- To be done: Show every line of the records below that contains the word "example".

- Recorded information:

++++++

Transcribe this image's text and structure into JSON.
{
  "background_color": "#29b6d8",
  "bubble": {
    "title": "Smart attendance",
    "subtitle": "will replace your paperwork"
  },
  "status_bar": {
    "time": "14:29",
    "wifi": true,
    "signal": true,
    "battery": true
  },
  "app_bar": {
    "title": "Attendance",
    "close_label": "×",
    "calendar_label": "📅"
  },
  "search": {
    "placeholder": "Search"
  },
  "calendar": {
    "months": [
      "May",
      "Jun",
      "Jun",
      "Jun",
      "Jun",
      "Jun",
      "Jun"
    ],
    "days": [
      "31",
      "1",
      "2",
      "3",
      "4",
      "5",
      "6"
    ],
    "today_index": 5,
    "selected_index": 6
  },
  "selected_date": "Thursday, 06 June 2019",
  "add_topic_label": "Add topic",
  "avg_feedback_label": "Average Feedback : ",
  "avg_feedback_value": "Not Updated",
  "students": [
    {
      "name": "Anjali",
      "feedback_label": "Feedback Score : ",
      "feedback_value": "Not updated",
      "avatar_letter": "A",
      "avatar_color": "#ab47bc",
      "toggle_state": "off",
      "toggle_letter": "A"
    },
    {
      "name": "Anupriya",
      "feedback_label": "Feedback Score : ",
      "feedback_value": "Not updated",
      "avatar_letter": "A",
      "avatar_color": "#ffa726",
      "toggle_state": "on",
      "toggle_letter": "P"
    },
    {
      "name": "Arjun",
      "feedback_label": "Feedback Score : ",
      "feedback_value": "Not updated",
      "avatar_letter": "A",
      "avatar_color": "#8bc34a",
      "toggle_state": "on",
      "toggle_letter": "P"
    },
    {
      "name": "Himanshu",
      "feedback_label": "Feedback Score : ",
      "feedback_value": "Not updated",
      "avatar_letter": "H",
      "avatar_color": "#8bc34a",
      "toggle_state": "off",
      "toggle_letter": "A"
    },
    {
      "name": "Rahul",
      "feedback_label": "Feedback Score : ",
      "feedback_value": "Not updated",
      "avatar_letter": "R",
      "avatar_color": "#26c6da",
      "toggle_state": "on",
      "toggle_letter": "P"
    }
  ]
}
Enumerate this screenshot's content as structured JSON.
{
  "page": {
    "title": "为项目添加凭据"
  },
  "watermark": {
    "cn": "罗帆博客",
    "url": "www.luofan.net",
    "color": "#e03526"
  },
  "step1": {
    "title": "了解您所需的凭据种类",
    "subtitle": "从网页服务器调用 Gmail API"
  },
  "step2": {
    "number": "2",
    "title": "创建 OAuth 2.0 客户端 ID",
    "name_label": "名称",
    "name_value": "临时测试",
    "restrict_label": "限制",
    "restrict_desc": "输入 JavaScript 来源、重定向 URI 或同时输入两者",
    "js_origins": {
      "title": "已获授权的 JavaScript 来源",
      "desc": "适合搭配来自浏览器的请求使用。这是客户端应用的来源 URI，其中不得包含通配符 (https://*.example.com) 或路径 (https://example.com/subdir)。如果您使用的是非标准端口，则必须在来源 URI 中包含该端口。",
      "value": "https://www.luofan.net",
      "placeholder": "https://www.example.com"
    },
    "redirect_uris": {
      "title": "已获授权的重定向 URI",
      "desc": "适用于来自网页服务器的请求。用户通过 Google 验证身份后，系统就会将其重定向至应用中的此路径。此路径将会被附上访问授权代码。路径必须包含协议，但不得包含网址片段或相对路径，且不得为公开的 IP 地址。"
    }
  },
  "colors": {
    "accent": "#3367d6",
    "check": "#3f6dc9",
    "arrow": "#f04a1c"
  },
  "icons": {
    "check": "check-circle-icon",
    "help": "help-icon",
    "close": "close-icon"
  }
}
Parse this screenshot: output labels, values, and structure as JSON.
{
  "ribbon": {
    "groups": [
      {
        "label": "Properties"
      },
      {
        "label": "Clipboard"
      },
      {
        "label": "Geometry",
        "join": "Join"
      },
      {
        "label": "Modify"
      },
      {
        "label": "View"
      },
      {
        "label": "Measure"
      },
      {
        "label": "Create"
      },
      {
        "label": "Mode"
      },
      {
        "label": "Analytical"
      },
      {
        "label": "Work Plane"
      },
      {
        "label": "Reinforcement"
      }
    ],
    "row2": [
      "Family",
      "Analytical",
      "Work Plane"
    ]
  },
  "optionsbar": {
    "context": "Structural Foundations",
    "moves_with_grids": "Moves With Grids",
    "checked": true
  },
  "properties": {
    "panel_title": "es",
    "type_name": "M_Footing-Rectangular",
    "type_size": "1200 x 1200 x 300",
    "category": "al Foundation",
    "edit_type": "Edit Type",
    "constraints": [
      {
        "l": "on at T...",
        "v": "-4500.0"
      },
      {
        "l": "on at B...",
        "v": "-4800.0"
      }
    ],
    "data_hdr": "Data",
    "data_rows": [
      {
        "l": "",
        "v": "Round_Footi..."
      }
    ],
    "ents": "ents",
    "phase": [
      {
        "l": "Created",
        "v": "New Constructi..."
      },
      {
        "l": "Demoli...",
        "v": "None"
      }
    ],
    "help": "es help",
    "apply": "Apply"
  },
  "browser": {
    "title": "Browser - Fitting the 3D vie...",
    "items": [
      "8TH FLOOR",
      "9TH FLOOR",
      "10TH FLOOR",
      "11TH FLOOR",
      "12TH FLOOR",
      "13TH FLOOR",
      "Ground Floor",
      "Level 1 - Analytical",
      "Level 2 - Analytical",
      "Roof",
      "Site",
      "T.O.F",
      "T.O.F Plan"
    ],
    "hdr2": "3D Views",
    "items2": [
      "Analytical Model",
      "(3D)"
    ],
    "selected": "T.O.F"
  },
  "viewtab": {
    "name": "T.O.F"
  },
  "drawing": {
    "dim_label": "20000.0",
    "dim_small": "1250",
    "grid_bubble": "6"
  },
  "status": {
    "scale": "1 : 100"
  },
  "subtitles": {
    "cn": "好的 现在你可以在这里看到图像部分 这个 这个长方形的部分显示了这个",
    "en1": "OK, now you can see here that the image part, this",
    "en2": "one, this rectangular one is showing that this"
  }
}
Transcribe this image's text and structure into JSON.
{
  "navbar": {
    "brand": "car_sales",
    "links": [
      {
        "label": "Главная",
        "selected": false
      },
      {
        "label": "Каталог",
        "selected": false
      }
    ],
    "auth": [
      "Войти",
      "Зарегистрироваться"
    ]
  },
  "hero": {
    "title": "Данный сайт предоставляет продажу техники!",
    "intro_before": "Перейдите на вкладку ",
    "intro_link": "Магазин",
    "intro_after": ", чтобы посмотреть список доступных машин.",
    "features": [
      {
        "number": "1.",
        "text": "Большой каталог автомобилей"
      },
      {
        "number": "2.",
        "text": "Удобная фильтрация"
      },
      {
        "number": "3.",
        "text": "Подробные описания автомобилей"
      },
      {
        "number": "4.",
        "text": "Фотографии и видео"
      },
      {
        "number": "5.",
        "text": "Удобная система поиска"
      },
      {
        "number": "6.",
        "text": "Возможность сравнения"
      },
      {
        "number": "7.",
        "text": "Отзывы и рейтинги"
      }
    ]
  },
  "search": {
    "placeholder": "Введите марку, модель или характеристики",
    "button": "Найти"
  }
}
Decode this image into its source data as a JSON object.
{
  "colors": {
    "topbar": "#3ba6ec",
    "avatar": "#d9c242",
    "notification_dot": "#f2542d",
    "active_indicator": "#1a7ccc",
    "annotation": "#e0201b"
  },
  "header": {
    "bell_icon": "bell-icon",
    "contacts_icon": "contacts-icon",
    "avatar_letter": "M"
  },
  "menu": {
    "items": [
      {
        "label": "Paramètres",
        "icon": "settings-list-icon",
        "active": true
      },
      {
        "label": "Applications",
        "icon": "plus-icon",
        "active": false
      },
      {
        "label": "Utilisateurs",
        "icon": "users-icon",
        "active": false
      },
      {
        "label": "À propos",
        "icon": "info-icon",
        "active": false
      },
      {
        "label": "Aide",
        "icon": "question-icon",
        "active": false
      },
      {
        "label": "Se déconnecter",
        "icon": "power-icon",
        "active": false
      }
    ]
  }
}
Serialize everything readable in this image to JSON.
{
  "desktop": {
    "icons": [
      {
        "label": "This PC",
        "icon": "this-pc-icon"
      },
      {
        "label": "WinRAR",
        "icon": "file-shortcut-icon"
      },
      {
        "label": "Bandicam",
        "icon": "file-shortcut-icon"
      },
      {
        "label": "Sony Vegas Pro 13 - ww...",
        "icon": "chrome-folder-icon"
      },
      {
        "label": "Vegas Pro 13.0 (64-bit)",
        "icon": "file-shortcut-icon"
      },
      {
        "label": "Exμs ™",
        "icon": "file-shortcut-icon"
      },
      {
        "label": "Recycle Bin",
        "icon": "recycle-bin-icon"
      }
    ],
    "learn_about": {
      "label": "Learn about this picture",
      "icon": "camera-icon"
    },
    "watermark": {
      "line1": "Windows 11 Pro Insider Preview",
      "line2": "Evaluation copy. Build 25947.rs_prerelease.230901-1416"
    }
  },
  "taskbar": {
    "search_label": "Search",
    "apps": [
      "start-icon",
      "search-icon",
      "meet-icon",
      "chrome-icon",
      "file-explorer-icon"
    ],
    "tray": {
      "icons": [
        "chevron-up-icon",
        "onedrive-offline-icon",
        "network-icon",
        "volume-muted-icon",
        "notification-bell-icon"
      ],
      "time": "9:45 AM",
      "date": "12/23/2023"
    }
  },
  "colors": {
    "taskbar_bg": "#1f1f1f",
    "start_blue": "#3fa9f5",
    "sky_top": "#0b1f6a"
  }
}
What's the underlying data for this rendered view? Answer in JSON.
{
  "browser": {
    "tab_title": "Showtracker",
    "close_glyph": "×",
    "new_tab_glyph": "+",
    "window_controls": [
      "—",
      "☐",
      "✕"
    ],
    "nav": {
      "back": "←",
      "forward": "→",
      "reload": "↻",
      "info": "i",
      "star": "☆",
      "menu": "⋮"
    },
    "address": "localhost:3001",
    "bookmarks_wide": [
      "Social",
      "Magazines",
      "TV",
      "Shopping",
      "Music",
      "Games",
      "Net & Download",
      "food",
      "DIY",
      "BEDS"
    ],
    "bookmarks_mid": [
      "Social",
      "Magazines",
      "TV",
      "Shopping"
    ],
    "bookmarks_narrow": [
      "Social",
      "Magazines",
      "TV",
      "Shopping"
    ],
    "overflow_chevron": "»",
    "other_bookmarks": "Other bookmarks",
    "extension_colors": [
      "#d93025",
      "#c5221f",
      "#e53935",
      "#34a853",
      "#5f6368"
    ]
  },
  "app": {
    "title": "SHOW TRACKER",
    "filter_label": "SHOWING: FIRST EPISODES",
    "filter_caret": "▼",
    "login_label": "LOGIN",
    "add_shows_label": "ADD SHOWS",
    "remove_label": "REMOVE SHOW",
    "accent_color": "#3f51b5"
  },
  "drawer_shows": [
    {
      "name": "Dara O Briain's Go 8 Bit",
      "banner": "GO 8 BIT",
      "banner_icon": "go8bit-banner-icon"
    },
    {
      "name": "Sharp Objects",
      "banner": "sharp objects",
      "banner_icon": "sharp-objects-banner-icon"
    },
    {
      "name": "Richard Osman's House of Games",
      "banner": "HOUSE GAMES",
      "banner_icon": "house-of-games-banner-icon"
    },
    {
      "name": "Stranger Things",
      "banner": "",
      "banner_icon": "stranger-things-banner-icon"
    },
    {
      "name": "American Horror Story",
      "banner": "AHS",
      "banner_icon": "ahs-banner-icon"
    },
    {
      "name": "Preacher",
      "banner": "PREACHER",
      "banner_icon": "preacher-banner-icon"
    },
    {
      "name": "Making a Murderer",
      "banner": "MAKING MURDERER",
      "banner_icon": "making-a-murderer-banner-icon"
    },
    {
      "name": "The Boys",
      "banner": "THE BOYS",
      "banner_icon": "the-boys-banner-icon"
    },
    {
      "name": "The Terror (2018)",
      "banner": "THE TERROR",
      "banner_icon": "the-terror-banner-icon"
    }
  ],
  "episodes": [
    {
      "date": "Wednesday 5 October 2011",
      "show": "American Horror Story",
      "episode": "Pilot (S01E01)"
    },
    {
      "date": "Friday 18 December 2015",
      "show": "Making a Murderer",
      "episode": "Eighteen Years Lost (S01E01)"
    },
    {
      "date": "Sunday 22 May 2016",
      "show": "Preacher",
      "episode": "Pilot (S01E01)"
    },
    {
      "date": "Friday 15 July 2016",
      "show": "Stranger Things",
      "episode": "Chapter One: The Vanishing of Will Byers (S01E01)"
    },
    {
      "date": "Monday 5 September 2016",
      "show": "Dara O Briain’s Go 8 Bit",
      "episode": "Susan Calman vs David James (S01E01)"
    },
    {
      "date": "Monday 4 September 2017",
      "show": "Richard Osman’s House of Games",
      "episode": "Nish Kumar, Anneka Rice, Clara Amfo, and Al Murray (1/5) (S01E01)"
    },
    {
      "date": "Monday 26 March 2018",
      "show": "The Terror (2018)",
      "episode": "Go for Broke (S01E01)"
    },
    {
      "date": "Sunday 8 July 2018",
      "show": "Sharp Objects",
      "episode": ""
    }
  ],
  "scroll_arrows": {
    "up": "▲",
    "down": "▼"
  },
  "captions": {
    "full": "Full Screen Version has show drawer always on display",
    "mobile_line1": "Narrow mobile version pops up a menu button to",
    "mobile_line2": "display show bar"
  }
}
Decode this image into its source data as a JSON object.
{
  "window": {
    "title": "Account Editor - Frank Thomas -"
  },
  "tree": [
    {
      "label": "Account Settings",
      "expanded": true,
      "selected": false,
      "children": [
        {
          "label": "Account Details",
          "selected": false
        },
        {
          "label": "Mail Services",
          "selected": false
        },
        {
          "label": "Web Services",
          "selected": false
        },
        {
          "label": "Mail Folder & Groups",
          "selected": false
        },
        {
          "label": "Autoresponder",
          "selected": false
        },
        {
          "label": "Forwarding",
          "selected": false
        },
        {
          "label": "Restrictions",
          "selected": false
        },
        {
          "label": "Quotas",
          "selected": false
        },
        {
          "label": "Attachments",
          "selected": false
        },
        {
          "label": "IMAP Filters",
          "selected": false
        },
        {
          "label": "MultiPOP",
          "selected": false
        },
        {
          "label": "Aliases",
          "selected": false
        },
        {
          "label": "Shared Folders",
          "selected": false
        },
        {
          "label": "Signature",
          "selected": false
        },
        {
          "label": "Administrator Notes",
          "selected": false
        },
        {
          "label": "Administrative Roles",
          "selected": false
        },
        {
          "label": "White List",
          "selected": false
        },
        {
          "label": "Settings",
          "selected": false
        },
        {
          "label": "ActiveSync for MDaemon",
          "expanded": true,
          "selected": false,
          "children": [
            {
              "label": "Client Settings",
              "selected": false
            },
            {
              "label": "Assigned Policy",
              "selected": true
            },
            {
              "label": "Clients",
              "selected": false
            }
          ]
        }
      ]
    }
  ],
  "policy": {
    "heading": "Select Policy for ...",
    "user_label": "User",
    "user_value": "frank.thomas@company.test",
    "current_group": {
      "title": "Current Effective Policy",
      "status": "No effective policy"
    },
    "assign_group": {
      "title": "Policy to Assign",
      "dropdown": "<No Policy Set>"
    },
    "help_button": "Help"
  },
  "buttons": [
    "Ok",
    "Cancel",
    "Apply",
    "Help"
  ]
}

++++++

- Solved exercise:
      "desc": "适合搭配来自浏览器的请求使用。这是客户端应用的来源 URI，其中不得包含通配符 (https://*.example.com) 或路径 (https://example.com/subdir)。如果您使用的是非标准端口，则必须在来源 URI 中包含该端口。",
      "placeholder": "https://www.example.com"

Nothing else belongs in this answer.